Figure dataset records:
[Start]

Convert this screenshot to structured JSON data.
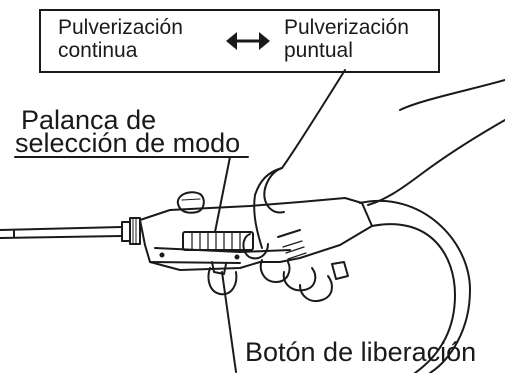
{
  "legend": {
    "left_mode": [
      "Pulverización",
      "continua"
    ],
    "right_mode": [
      "Pulverización",
      "puntual"
    ],
    "arrow_icon": "double-arrow-icon"
  },
  "callouts": {
    "lever": [
      "Palanca de",
      "selección de modo"
    ],
    "release": "Botón de liberación"
  },
  "colors": {
    "ink": "#1a1a1a",
    "background": "#ffffff"
  }
}
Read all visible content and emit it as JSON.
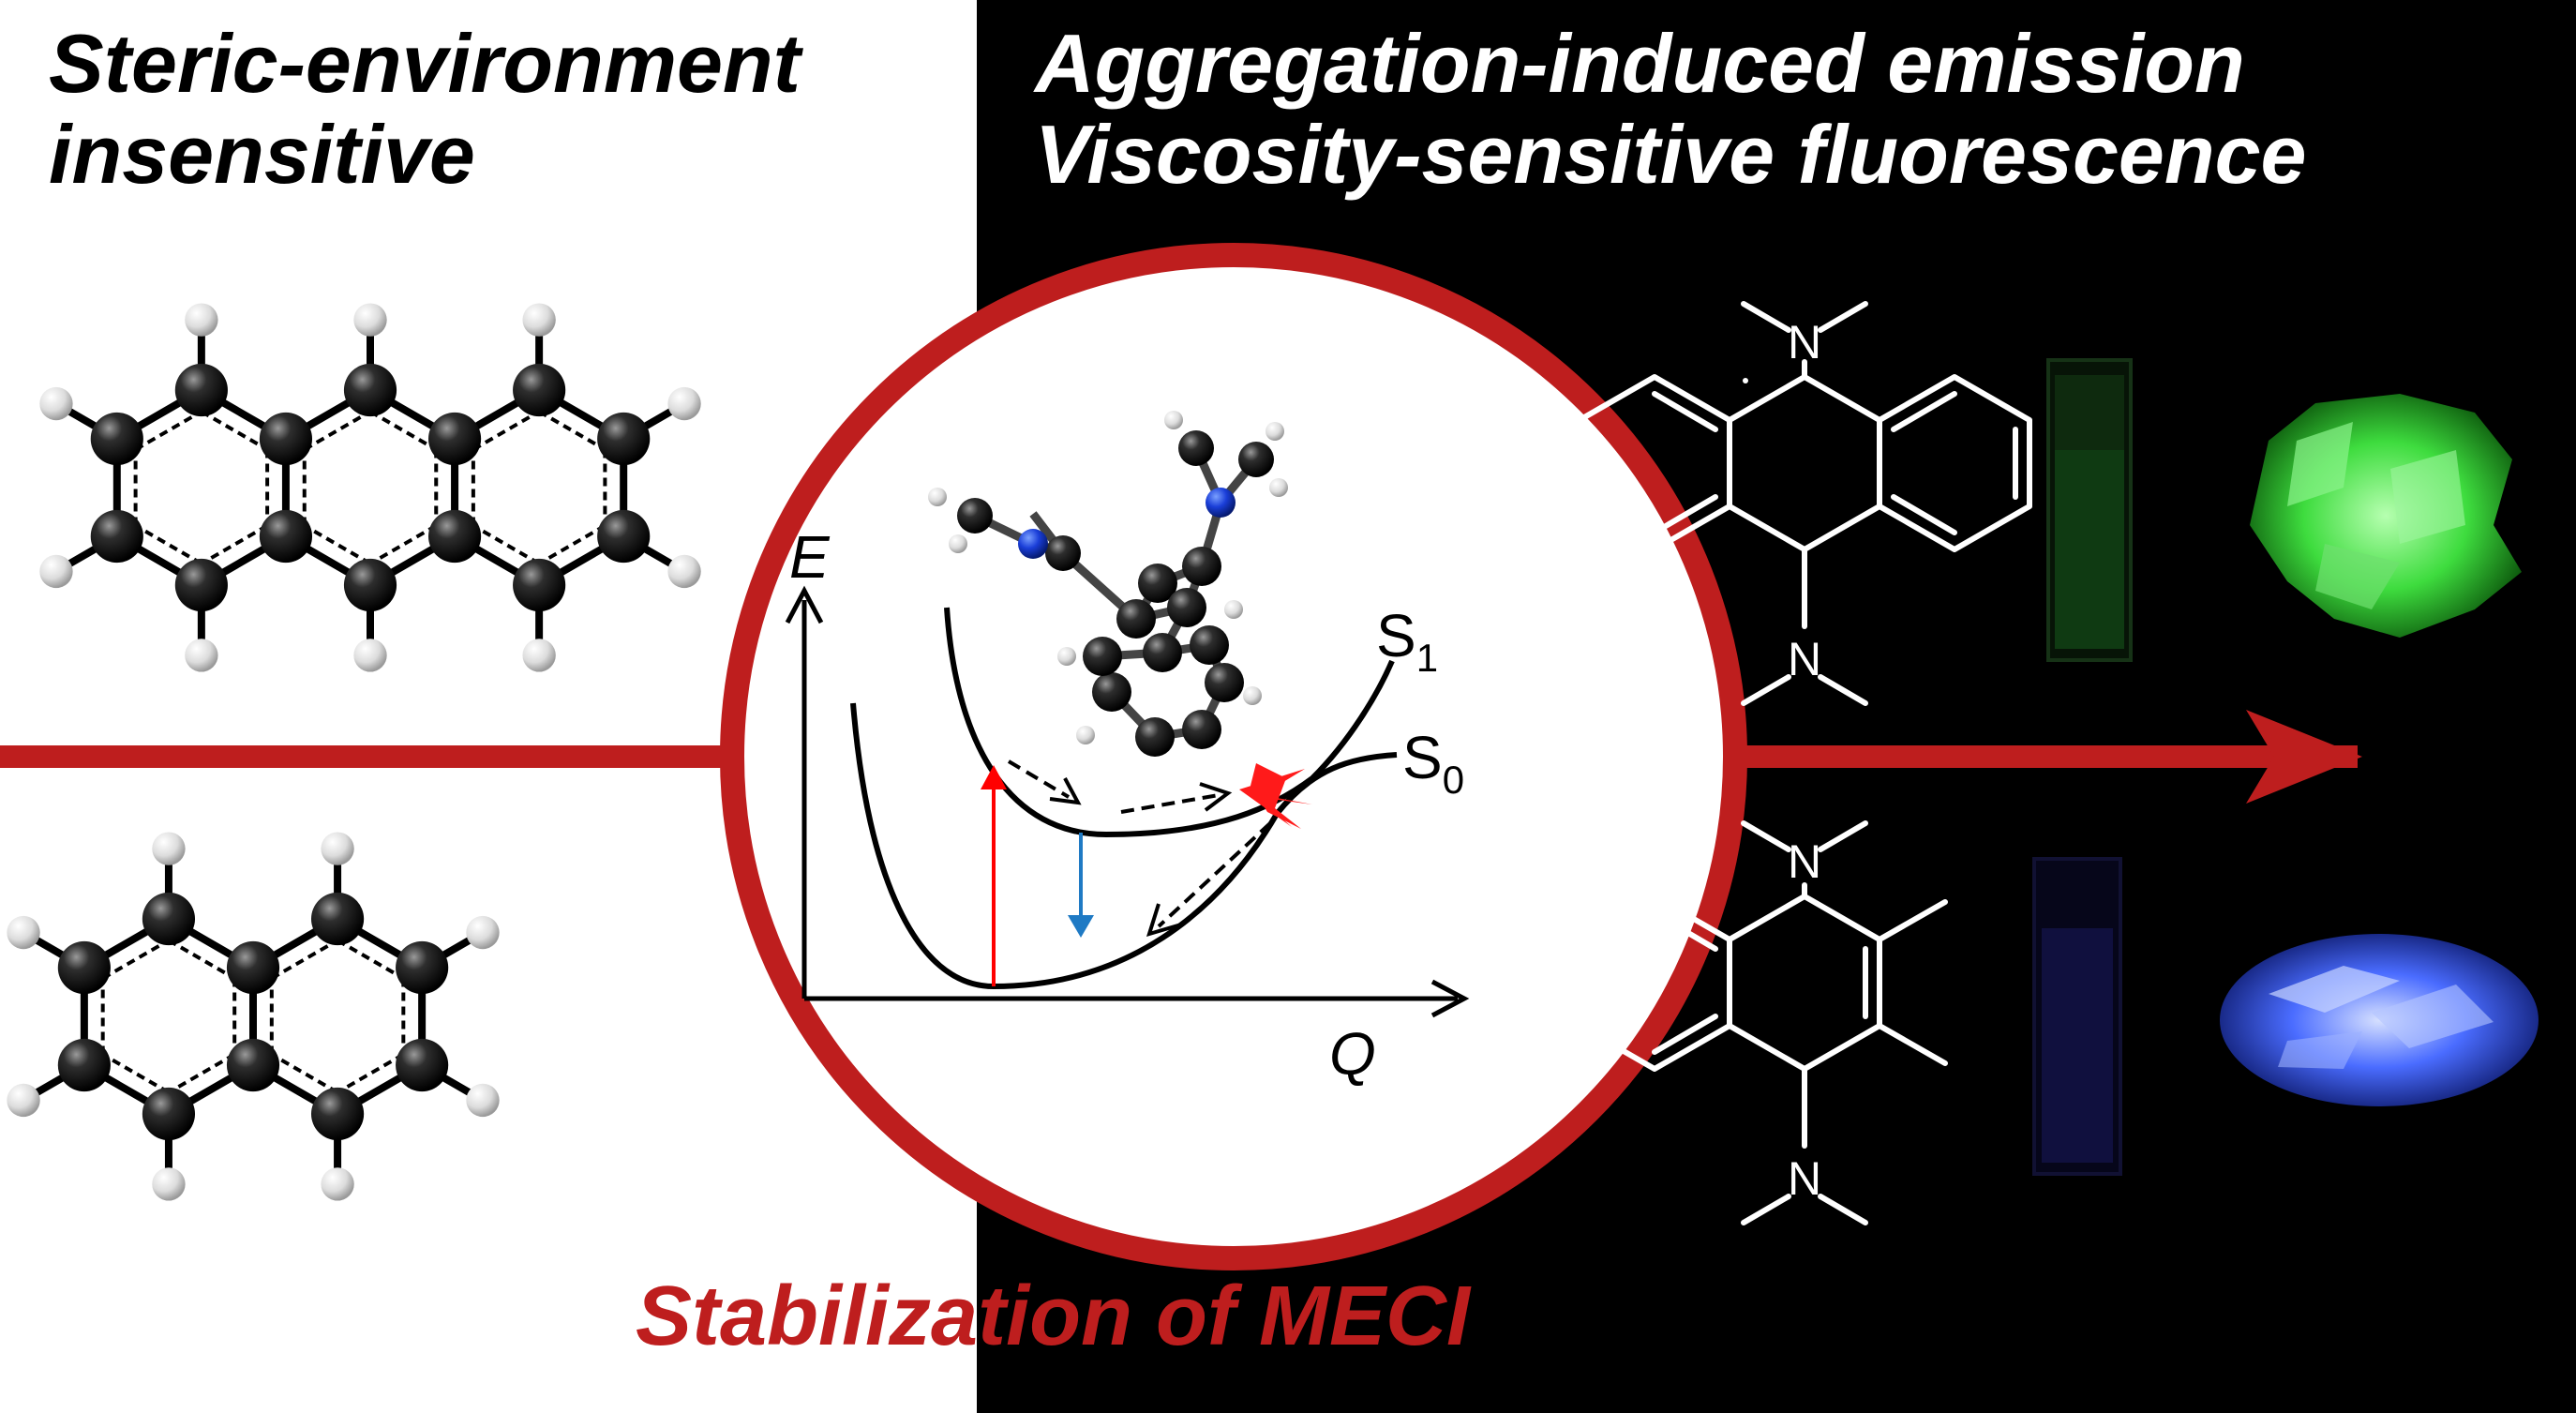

[End]

● Task prompt
Leaving aside the images, write out the entries above word for word.

● Answer for this exercise
Convert this screenshot to structured JSON data.
{
  "legend": {
    "left_mode": [
      "Pulverización",
      "continua"
    ],
    "right_mode": [
      "Pulverización",
      "puntual"
    ],
    "arrow_icon": "double-arrow-icon"
  },
  "callouts": {
    "lever": [
      "Palanca de",
      "selección de modo"
    ],
    "release": "Botón de liberación"
  },
  "colors": {
    "ink": "#1a1a1a",
    "background": "#ffffff"
  }
}
Read all visible content and emit it as JSON.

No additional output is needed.